- [WHAT YOU ARE ASKED TO DO]: Scan the listing below for the word "Local" and state how many lines hold it. Write nothing but the number.

Items listed in a dataset
◆ ◆ ◆ ◆ ◆ ◆ ◆

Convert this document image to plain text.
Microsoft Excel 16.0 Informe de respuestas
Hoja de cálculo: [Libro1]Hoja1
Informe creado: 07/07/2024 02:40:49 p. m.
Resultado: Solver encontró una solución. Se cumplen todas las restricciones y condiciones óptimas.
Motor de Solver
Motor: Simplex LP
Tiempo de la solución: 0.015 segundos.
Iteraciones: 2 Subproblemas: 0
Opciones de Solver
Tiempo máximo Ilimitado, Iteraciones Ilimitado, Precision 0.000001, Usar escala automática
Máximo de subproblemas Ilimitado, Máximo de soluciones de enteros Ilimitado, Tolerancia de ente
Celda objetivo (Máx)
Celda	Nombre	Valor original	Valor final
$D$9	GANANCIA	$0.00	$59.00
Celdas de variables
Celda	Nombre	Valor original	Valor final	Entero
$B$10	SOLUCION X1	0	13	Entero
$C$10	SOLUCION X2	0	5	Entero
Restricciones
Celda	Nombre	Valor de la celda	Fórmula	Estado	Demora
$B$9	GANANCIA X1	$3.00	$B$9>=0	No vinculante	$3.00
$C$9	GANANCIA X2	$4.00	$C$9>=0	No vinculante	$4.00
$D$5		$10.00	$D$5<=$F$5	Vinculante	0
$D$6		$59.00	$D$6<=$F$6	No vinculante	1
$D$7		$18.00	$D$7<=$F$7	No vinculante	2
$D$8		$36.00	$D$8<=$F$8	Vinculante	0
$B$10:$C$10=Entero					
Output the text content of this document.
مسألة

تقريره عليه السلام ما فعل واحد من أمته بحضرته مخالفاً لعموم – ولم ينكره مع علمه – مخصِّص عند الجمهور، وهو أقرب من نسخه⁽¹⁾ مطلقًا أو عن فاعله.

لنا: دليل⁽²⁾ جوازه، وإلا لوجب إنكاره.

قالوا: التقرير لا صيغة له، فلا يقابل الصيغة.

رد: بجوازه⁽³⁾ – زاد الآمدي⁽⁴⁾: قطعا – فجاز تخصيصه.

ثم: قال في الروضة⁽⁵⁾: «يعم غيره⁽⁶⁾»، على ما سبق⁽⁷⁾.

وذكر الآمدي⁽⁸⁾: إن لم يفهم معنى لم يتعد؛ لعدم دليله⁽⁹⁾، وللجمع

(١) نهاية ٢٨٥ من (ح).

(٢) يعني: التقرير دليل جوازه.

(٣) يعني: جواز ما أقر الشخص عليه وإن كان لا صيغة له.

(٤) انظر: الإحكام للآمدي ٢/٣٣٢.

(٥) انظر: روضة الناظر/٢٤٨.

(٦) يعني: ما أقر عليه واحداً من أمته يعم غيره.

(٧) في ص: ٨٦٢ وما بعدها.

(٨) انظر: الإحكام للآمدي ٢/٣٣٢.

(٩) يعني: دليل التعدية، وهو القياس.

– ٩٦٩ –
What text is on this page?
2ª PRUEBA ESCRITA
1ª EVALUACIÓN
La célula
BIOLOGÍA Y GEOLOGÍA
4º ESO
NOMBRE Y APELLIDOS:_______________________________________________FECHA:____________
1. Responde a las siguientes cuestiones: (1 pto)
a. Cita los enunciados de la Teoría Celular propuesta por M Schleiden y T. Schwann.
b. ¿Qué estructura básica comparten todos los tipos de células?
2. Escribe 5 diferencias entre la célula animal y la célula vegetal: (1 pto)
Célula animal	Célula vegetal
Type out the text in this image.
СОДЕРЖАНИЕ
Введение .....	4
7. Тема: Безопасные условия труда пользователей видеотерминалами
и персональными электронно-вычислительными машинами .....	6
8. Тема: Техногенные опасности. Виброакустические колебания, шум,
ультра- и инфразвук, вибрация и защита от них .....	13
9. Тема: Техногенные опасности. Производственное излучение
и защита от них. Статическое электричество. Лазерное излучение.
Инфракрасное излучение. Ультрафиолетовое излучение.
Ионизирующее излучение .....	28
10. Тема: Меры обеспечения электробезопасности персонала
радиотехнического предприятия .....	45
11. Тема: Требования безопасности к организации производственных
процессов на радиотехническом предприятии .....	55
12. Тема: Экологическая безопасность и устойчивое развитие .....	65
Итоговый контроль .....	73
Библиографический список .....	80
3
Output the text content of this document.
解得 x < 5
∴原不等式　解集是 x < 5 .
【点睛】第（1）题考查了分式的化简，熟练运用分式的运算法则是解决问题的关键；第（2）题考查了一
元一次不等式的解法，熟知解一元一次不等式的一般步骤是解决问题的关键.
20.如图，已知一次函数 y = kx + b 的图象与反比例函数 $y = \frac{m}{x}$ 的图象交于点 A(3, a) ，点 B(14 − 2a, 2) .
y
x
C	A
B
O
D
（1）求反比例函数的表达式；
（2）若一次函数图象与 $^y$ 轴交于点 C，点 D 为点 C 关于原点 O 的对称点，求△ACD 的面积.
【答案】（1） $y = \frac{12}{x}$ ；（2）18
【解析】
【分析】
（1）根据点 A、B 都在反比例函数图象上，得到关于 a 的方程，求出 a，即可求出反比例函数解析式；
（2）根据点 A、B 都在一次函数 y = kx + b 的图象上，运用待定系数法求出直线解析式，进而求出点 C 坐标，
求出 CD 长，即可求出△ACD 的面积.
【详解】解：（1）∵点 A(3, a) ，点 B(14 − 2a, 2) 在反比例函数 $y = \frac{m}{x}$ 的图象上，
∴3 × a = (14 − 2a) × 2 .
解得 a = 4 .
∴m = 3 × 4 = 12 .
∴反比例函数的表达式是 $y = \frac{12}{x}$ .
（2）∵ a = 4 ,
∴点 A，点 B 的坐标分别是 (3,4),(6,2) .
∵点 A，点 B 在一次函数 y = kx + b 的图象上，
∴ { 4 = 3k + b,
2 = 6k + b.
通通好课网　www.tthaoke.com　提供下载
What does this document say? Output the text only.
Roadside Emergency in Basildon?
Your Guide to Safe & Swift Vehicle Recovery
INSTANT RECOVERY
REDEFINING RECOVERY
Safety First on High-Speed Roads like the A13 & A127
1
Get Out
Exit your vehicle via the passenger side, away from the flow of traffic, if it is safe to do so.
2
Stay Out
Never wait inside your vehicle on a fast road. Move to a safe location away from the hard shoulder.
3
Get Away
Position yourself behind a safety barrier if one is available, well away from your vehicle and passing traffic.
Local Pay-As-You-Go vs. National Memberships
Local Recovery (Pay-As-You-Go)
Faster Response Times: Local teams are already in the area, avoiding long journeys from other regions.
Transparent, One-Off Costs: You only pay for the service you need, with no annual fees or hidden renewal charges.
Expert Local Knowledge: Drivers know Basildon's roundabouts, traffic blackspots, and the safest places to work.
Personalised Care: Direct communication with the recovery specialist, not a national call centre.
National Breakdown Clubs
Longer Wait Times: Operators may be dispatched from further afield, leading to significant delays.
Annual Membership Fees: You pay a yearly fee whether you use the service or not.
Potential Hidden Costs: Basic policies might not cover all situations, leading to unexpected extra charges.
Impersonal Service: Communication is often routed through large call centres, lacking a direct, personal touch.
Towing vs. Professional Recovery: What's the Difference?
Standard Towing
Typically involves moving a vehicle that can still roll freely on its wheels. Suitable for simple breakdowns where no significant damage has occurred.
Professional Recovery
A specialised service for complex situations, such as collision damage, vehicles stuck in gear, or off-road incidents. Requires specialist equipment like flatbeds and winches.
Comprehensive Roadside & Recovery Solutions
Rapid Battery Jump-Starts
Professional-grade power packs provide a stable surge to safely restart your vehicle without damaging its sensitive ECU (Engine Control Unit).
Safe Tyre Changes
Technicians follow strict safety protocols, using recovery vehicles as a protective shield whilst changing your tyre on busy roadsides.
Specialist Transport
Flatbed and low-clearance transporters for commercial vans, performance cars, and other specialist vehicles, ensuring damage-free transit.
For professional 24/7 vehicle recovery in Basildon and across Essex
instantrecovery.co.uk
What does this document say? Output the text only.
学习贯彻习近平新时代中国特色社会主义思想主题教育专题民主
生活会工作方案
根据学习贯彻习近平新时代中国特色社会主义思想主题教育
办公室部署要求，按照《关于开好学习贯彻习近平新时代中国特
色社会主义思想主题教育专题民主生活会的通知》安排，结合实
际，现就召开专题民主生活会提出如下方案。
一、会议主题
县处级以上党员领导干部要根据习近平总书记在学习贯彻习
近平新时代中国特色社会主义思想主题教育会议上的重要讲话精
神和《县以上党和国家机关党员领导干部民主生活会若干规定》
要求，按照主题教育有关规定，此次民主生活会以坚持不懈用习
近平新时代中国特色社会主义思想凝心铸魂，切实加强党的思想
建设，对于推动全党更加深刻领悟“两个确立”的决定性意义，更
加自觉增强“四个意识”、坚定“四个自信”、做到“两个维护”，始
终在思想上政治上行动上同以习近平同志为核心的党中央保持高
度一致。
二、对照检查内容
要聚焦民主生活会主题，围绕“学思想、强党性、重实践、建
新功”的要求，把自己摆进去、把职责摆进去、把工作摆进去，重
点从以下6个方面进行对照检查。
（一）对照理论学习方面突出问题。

◆ ◆ ◆ ◆ ◆ ◆ ◆

- [ANSWER FOR THIS EXERCISE]: 4